• [GOAL OF THE EXERCISE] Copy every line of the listing exactly.

• [MATERIAL SUPPLIED]
-.-.-

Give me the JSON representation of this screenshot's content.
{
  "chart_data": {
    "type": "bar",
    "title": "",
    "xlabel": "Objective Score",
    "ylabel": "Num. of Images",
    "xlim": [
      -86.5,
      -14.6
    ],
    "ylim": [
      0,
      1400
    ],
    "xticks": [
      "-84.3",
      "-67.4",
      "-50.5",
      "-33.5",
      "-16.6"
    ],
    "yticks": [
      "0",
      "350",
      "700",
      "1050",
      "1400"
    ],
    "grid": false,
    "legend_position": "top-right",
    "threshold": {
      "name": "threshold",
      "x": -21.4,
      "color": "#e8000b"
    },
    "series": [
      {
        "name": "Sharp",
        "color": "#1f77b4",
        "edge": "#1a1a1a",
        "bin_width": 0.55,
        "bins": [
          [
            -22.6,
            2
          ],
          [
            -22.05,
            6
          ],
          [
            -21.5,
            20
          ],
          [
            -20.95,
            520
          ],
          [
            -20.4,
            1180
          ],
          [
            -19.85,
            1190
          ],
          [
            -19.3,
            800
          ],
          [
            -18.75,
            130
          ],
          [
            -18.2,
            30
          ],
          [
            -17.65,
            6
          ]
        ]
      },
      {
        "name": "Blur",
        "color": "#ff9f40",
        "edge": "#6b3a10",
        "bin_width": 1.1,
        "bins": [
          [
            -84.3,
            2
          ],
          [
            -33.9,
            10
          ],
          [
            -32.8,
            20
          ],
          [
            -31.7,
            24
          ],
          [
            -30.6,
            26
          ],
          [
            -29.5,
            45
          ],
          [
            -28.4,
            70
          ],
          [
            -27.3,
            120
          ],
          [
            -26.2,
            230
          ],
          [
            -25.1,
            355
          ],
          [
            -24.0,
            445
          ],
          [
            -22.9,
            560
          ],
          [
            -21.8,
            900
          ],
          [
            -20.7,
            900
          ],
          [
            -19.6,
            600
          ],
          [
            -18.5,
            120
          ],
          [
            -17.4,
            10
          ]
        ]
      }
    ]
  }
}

-.-.-

• [CORRECT RESULT]
Give me the JSON representation of this screenshot's content.
{
  "chart_data": {
    "type": "bar",
    "title": "",
    "xlabel": "Objective Score",
    "ylabel": "Num. of Images",
    "xlim": [
      -86.5,
      -14.6
    ],
    "ylim": [
      0,
      1400
    ],
    "xticks": [
      "-84.3",
      "-67.4",
      "-50.5",
      "-33.5",
      "-16.6"
    ],
    "yticks": [
      "0",
      "350",
      "700",
      "1050",
      "1400"
    ],
    "grid": false,
    "legend_position": "top-right",
    "threshold": {
      "name": "threshold",
      "x": -21.4,
      "color": "#e8000b"
    },
    "series": [
      {
        "name": "Sharp",
        "color": "#1f77b4",
        "edge": "#1a1a1a",
        "bin_width": 0.55,
        "bins": [
          [
            -22.6,
            2
          ],
          [
            -22.05,
            6
          ],
          [
            -21.5,
            20
          ],
          [
            -20.95,
            520
          ],
          [
            -20.4,
            1180
          ],
          [
            -19.85,
            1190
          ],
          [
            -19.3,
            800
          ],
          [
            -18.75,
            130
          ],
          [
            -18.2,
            30
          ],
          [
            -17.65,
            6
          ]
        ]
      },
      {
        "name": "Blur",
        "color": "#ff9f40",
        "edge": "#6b3a10",
        "bin_width": 1.1,
        "bins": [
          [
            -84.3,
            2
          ],
          [
            -33.9,
            10
          ],
          [
            -32.8,
            20
          ],
          [
            -31.7,
            24
          ],
          [
            -30.6,
            26
          ],
          [
            -29.5,
            45
          ],
          [
            -28.4,
            70
          ],
          [
            -27.3,
            120
          ],
          [
            -26.2,
            230
          ],
          [
            -25.1,
            355
          ],
          [
            -24.0,
            445
          ],
          [
            -22.9,
            560
          ],
          [
            -21.8,
            900
          ],
          [
            -20.7,
            900
          ],
          [
            -19.6,
            600
          ],
          [
            -18.5,
            120
          ],
          [
            -17.4,
            10
          ]
        ]
      }
    ]
  }
}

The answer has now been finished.